> [The task]
Go through the entries below and copy each line containing the word "Land".

> [Given data]
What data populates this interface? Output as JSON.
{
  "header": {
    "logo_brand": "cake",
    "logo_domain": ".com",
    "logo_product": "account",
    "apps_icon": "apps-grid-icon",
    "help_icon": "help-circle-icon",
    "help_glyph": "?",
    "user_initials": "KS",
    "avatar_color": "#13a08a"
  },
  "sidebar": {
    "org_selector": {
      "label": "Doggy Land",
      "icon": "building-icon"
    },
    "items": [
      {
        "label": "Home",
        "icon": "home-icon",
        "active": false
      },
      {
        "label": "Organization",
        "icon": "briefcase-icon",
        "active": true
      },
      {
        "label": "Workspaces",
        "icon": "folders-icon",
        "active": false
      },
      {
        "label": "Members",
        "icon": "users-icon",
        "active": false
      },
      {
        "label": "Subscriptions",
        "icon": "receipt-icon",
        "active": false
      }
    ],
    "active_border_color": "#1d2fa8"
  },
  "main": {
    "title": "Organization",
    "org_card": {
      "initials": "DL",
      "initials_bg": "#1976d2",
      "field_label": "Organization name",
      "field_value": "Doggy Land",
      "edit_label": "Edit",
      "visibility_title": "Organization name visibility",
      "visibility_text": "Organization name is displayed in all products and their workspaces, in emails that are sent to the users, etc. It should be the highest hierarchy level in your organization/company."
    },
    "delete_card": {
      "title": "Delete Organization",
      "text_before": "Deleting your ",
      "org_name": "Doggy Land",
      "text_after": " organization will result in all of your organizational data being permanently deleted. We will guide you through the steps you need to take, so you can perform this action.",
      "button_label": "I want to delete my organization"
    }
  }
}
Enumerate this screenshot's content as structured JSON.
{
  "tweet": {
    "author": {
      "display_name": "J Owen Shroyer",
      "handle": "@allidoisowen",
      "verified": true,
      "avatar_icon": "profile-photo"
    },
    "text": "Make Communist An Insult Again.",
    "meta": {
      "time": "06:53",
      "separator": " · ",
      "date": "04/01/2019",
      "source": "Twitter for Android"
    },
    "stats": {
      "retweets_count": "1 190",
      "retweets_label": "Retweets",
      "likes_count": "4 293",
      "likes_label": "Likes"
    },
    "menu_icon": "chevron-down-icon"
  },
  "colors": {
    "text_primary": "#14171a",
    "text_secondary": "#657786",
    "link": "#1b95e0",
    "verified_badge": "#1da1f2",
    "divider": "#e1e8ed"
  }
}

> [Task output]
      "label": "Doggy Land",
      "field_value": "Doggy Land",
      "org_name": "Doggy Land",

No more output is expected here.